-- Start of Data for the task --

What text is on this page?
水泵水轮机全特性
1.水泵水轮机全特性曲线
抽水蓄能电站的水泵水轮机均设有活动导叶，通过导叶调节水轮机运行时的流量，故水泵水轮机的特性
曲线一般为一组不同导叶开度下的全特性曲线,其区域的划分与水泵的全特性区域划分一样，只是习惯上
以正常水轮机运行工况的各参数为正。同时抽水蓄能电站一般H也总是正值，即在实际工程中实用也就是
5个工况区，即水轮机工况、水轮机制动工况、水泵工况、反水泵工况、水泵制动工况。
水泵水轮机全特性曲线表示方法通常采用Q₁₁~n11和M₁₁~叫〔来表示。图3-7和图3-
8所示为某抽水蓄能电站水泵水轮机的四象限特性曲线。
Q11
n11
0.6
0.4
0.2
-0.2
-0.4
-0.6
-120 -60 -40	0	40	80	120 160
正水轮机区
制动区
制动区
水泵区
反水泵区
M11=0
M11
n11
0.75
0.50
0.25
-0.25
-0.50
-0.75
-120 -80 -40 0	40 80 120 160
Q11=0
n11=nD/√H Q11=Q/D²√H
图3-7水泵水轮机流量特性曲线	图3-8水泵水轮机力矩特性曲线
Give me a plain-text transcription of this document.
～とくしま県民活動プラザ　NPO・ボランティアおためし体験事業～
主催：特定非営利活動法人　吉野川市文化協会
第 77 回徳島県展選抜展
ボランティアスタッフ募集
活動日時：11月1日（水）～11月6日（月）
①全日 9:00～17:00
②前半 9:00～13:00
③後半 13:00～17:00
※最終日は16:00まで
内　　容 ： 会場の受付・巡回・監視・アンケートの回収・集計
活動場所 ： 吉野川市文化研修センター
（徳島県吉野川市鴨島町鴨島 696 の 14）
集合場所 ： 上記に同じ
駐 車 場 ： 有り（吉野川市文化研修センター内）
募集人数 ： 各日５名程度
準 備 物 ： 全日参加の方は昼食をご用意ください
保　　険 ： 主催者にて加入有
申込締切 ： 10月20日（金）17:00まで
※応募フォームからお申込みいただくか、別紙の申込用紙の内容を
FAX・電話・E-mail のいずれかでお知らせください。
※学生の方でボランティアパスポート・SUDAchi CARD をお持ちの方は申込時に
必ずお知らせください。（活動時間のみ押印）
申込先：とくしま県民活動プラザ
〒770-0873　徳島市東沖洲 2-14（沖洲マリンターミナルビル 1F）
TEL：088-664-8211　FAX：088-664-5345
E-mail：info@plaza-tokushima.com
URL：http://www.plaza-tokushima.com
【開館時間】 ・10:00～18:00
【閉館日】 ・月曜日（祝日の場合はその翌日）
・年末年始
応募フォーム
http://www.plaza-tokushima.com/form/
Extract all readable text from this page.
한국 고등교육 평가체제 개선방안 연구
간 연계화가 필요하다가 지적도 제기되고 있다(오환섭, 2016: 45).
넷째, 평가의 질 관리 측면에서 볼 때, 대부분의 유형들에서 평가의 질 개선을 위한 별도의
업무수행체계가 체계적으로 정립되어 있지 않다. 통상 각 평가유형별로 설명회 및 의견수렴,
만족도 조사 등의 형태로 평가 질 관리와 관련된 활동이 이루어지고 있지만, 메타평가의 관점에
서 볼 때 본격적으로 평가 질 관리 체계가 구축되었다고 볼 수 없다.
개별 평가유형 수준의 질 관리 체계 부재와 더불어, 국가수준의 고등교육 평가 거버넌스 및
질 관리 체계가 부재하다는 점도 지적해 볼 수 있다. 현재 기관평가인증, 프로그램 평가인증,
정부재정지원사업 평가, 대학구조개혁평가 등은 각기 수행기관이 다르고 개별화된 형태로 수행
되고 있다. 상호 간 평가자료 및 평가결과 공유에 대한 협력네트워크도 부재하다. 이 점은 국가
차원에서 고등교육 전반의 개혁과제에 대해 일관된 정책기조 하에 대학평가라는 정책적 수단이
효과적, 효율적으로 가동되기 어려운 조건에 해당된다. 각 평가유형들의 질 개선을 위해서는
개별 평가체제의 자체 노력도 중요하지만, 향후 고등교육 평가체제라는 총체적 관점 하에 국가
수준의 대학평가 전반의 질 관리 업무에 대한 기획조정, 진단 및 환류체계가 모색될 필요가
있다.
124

-- End of Data for the task --

▸ **What to work on**
Find the word "とくしま県民活動プラザ" in the data and copy out each line where it turns up.

▸ **Expected answer**
～とくしま県民活動プラザ　NPO・ボランティアおためし体験事業～
申込先：とくしま県民活動プラザ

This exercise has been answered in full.